* _Work to be completed_:
Write each line out again exactly as written.

* _Information shown_:
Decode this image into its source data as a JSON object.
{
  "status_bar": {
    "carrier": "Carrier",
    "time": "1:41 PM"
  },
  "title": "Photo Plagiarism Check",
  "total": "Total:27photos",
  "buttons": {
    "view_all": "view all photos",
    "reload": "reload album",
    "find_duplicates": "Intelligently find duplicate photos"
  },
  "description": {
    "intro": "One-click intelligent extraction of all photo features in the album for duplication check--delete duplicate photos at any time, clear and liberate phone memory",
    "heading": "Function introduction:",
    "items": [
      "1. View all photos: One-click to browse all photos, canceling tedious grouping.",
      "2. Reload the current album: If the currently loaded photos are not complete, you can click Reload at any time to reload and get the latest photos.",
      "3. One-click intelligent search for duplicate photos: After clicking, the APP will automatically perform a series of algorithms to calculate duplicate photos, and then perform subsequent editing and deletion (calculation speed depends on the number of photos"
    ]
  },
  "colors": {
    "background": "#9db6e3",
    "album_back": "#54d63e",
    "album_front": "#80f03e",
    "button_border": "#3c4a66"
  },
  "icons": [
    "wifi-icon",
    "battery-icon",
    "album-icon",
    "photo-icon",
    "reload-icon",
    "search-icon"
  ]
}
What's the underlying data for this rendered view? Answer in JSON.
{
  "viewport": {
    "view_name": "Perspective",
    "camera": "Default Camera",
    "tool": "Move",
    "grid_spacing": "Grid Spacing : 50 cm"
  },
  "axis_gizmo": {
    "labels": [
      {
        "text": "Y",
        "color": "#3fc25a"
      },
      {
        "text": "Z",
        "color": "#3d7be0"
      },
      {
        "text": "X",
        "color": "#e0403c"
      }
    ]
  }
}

* _The result_:
Decode this image into its source data as a JSON object.
{
  "status_bar": {
    "carrier": "Carrier",
    "time": "1:41 PM"
  },
  "title": "Photo Plagiarism Check",
  "total": "Total:27photos",
  "buttons": {
    "view_all": "view all photos",
    "reload": "reload album",
    "find_duplicates": "Intelligently find duplicate photos"
  },
  "description": {
    "intro": "One-click intelligent extraction of all photo features in the album for duplication check--delete duplicate photos at any time, clear and liberate phone memory",
    "heading": "Function introduction:",
    "items": [
      "1. View all photos: One-click to browse all photos, canceling tedious grouping.",
      "2. Reload the current album: If the currently loaded photos are not complete, you can click Reload at any time to reload and get the latest photos.",
      "3. One-click intelligent search for duplicate photos: After clicking, the APP will automatically perform a series of algorithms to calculate duplicate photos, and then perform subsequent editing and deletion (calculation speed depends on the number of photos"
    ]
  },
  "colors": {
    "background": "#9db6e3",
    "album_back": "#54d63e",
    "album_front": "#80f03e",
    "button_border": "#3c4a66"
  },
  "icons": [
    "wifi-icon",
    "battery-icon",
    "album-icon",
    "photo-icon",
    "reload-icon",
    "search-icon"
  ]
}
What's the underlying data for this rendered view? Answer in JSON.
{
  "viewport": {
    "view_name": "Perspective",
    "camera": "Default Camera",
    "tool": "Move",
    "grid_spacing": "Grid Spacing : 50 cm"
  },
  "axis_gizmo": {
    "labels": [
      {
        "text": "Y",
        "color": "#3fc25a"
      },
      {
        "text": "Z",
        "color": "#3d7be0"
      },
      {
        "text": "X",
        "color": "#e0403c"
      }
    ]
  }
}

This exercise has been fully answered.